Passage to read:
──────

Sea of Strangers continues Erica Cameron’s captivating Ryogan Chronicles, as Khya and company search for the legendary Kaisubeh.
Having travelled to Ryogo, former home of the exiled Miriseh, Khya and her companions seek to learn Varan’s secrets in hopes of defeating him and freeing Yorri. But navigating Ryogo isn’t so easy. Though their efforts will help the Ryogan as well as Itagami, they are viewed as enemies, and hunted as such. From the heights of Nentoado, to the desolate wilderness surrounding the Ryogan mages’ prison, this small group of warrior-mages must put to rights what Varan broke so long ago, and craft the weapons to kill those who cannot die before the Itagamin army invades. In a land that now fears magic, they face danger at every turn. They are aided by Lo’a and the nomadic hanaeuu, and by the historian Osshi, but how long can they truly count on their assistance, and how many will survive the trials?
Second in the Ryogan Chronicles, Sea of Strangers left me eager for part three. Unlike the first book, which mostly centred on Itagami and it’s immediate environs, this book ranged the length and breadth of Ryogo. From mountain heights to coastal lowlands, and everything in between, Khya and her companions are exposed to elements and conditions they could never have fathomed. Their first experience with snow was amusing! Each had a part to play, in keeping the group safe and alive. Without magic, they never would have made it through Nentoado. I appreciated that all these varied skills were needed. No one person was super powerful.
I liked Khya and Sanii better in this story. Khya evolved more, and Sanii got to open back up from the bitterness at having been placed in the yonin caste. Granted, I’m still not a big fan of Khya. She may be a strong mage, but so are most of the others, in their own gifts. She healed Varan’s damage to the Kaisuama, innovating with her brand of magic, true, but others may have been able to do so in a different way. I just don’t see her as being as special as she’s made out to be.
I really like Tsua, Chio, and Zonna. The three andofume of the group are the ones I feel should be leading. Centuries of experience give them greater maturity in my eyes. Everything is more a group effort though. Finding Varan’s cache, braving Nentoado, and the Kaisuama, tracking the Imaku rock, and breaking into the prison. All of it required the group as a whole.
I think Tessen is still my most favourite. Learning more about his basaku magic resonated with me. It’s not magic (I wish), and nothing is actually enhanced, but I suffer from hypersensitivity. I so grok things being too loud, and too bright, and touch being overwhelming. I can’t wear mittens, enclosed shoes, or long sleeved shirts because of that.
Ryogan society was just as fascinating to me as Itagamin. They seem so rigid, a much harsher society. Part is due to the war with Varan and the Miriseh several centuries ago, like the deep-set fear of magic. It seems, though, that Varan made a great deal of positive change when they set up Itagamin society. I’m not clear why they wouldn’t want to cultivate the born immortals, instead of isolating them. The Itagamins, though, don’t ostracise the ebet gender, and there seem to be more of them. Once again, a fuller explanation is lacking, but Ahta is a child ebet, which again suggests physical differences. The Ryogans view the birth of an ebet as proof the mother did something terrible, and is being punished by the Kaisubeh. The Ryogans also destroyed the area around Varan’s childhood village, and several centuries later, that village is still being punished. He did away with such things in Itagami. The transgressor(s) only pay the price. There seems more good than bad in what Varan created.

──────

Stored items

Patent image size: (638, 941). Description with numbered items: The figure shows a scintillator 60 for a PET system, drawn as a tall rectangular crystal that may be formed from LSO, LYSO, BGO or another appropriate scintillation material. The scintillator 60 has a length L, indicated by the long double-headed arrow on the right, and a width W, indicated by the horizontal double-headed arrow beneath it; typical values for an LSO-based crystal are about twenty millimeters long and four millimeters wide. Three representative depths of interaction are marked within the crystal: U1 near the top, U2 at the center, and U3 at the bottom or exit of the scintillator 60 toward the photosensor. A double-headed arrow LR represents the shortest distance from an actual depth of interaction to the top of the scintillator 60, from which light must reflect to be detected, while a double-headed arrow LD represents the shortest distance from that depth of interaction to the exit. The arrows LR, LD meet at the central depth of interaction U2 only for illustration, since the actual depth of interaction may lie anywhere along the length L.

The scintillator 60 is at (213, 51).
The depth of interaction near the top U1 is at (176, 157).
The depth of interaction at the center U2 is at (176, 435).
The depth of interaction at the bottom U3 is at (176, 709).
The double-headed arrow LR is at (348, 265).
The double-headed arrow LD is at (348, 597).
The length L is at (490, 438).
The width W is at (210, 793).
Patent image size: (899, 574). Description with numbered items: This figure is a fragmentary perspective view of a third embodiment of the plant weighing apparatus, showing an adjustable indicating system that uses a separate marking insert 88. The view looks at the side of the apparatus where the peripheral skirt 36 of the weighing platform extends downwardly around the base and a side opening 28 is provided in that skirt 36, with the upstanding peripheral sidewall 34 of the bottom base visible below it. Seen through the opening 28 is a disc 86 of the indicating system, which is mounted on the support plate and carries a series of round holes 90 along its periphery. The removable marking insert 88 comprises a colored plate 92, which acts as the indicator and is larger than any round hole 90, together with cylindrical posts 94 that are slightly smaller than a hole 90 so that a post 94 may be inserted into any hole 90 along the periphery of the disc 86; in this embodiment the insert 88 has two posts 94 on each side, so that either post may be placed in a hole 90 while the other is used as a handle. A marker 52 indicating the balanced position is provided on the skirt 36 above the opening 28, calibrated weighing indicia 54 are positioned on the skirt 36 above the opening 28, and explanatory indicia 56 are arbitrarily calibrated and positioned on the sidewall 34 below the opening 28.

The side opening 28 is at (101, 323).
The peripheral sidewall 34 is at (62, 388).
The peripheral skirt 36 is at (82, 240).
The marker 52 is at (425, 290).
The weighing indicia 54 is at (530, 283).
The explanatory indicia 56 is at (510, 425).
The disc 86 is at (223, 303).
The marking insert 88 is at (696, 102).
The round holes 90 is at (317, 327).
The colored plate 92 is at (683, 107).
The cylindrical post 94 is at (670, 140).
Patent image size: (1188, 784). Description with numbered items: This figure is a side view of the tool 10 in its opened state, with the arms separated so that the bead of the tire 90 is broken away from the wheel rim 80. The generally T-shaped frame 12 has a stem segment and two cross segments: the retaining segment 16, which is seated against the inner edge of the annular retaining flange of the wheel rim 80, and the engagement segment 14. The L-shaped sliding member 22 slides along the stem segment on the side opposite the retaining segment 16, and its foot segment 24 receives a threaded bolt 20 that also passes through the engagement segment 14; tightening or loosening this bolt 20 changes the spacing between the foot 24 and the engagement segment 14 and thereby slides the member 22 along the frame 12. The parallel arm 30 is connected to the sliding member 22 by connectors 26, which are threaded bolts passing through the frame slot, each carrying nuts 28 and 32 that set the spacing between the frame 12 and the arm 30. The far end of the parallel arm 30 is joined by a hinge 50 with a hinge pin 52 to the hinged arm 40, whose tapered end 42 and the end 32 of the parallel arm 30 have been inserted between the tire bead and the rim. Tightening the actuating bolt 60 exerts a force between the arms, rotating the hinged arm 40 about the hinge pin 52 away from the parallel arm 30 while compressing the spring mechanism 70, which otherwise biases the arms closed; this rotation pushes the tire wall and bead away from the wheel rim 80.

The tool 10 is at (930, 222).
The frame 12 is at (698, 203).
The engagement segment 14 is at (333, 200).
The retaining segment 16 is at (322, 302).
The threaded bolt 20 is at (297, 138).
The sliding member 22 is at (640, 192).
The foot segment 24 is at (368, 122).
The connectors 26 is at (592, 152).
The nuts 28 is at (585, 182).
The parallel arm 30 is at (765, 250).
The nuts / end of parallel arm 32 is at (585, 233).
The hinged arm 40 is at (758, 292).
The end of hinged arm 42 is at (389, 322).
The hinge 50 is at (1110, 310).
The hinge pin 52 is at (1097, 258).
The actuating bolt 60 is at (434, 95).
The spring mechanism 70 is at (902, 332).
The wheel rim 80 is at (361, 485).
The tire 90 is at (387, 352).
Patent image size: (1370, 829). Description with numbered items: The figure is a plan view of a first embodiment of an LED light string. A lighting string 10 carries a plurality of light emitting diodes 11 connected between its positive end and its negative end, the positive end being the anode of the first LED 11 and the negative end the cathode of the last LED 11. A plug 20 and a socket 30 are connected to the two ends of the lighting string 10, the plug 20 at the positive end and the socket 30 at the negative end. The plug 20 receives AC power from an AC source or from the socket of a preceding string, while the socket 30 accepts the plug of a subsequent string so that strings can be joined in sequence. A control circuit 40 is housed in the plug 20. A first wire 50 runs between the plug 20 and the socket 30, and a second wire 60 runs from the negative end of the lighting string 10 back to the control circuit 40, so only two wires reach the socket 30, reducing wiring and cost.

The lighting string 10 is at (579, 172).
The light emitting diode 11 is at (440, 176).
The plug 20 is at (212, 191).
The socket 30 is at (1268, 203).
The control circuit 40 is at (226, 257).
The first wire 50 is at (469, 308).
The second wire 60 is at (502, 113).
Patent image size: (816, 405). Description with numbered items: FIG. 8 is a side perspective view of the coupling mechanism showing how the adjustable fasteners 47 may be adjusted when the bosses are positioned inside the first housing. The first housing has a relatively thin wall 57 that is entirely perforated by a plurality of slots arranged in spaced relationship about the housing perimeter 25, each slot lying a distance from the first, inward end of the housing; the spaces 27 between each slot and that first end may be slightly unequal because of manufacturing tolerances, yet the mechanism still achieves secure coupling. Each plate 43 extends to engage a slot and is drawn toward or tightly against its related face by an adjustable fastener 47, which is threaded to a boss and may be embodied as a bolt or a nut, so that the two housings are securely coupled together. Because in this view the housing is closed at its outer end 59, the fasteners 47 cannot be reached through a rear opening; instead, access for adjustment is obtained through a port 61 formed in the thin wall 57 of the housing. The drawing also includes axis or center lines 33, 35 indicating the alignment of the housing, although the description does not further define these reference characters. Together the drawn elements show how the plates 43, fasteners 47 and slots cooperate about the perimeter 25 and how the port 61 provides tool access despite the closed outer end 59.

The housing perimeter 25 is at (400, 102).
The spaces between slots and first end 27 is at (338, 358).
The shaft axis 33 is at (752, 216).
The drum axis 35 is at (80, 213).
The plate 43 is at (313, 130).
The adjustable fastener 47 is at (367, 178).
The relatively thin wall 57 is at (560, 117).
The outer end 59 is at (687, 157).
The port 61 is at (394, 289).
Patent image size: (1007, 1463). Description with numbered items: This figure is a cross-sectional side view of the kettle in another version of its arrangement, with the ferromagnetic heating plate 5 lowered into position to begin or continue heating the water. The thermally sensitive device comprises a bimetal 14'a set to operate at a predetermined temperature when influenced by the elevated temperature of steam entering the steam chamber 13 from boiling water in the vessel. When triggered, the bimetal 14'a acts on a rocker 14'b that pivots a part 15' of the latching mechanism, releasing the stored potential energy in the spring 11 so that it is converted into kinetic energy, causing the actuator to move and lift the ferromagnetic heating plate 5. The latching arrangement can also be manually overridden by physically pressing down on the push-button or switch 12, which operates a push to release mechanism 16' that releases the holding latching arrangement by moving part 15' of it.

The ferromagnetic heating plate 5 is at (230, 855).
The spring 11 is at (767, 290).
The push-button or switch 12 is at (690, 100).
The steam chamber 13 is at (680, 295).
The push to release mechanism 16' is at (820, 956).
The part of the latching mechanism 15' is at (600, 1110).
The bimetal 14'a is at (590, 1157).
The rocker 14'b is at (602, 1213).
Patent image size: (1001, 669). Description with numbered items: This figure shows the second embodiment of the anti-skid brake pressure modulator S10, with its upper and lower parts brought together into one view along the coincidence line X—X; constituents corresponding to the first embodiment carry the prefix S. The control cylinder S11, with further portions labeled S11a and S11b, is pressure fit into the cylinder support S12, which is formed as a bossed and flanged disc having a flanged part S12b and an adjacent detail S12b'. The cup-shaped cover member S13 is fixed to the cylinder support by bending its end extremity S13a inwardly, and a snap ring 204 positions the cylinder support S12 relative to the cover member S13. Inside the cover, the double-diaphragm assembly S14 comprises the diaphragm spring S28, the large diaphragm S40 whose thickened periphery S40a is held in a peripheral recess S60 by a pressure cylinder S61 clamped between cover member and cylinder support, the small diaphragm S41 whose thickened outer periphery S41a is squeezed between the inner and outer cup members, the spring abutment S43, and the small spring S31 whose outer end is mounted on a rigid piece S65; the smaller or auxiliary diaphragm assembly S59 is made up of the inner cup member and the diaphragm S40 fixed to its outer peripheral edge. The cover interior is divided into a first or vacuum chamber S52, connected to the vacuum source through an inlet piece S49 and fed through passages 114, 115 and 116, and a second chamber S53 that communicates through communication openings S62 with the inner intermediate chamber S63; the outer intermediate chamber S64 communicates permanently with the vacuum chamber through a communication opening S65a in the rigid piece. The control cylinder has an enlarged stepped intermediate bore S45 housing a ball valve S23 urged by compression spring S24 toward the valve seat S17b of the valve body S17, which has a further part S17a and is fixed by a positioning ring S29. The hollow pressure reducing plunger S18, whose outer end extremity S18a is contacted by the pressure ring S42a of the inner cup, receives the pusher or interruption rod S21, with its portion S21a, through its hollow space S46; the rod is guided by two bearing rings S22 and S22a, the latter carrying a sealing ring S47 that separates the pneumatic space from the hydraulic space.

──────

Apply what you read:
a. In the review, which character does the reviewer name as their favorite?
b. From the review, output the passage starting at "I really like" and ending at "as a whole.", copied word for word.
Rely on the review by itself.

Your written answers:
a. Tessen

b.
I really like Tsua, Chio, and Zonna. The three andofume of the group are the ones I feel should be leading. Centuries of experience give them greater maturity in my eyes. Everything is more a group effort though. Finding Varan’s cache, braving Nentoado, and the Kaisuama, tracking the Imaku rock, and breaking into the prison. All of it required the group as a whole.